DO THIS -> Identify every line in the records below that contains the word "chromosome", and reproduce each one.

##### DATASET ENTRIES

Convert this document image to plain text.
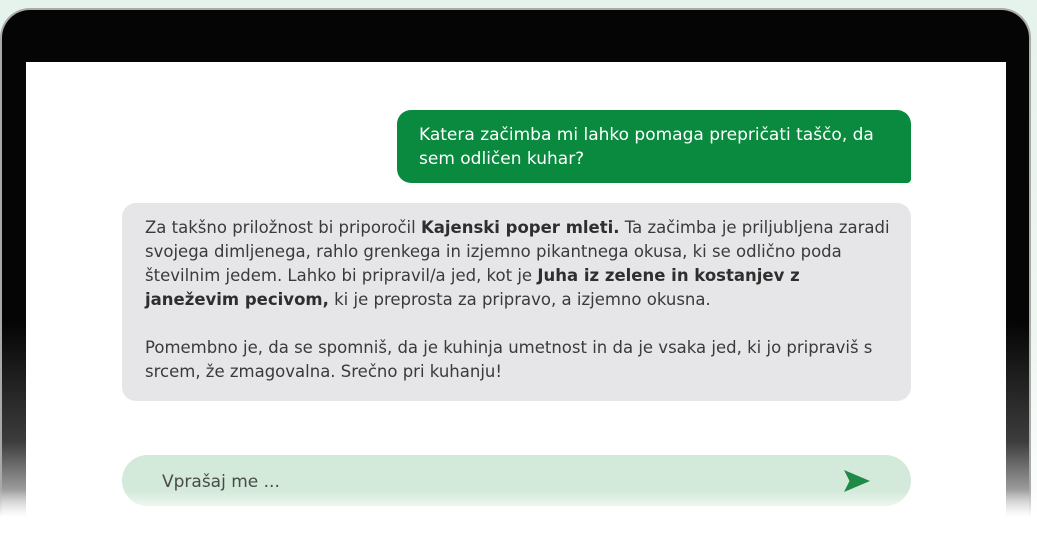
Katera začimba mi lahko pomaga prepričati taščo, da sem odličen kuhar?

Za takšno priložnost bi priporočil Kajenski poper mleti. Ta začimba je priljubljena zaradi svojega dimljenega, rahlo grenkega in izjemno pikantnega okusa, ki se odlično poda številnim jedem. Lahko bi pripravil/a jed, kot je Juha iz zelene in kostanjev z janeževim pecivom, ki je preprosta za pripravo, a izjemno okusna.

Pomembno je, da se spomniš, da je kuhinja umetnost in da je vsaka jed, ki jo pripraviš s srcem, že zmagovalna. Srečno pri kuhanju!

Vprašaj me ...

##########
##### DATASET ENTRIES

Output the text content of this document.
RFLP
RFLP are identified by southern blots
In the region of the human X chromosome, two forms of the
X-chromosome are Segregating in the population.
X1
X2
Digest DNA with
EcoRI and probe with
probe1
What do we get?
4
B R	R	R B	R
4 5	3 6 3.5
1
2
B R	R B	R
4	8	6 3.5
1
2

##########
##### DATASET ENTRIES

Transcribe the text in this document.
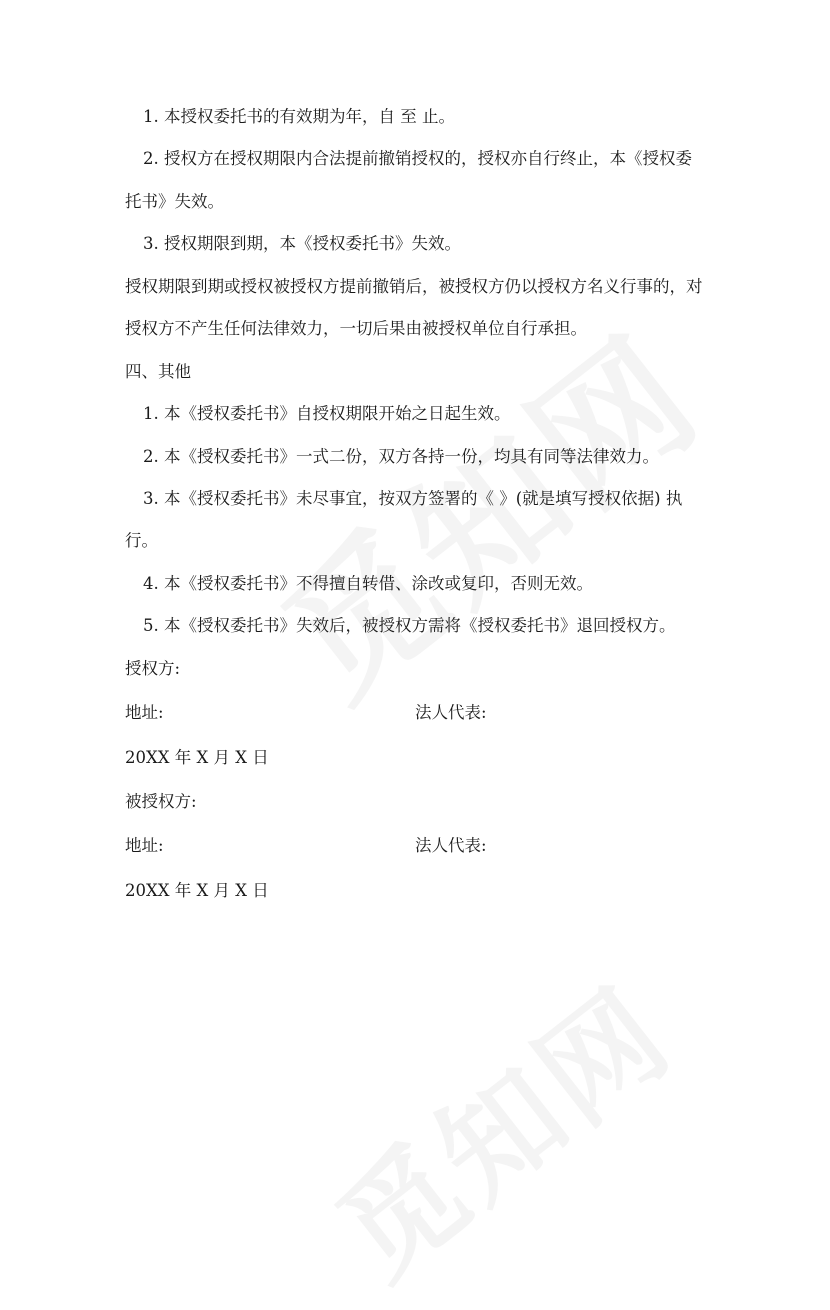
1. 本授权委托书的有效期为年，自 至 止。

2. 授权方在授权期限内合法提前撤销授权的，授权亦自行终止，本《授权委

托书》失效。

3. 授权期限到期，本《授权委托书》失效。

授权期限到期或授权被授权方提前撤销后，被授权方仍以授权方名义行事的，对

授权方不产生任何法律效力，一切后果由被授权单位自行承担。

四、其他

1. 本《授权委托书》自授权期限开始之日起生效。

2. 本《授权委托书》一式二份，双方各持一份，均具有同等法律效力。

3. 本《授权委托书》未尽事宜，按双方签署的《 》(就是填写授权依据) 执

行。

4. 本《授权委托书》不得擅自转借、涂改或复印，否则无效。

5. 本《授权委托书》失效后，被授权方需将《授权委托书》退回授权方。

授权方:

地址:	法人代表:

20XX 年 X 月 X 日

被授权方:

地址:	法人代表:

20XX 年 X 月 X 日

##########

REPLY TO THE TASK ->
In the region of the human X chromosome, two forms of the
X-chromosome are Segregating in the population.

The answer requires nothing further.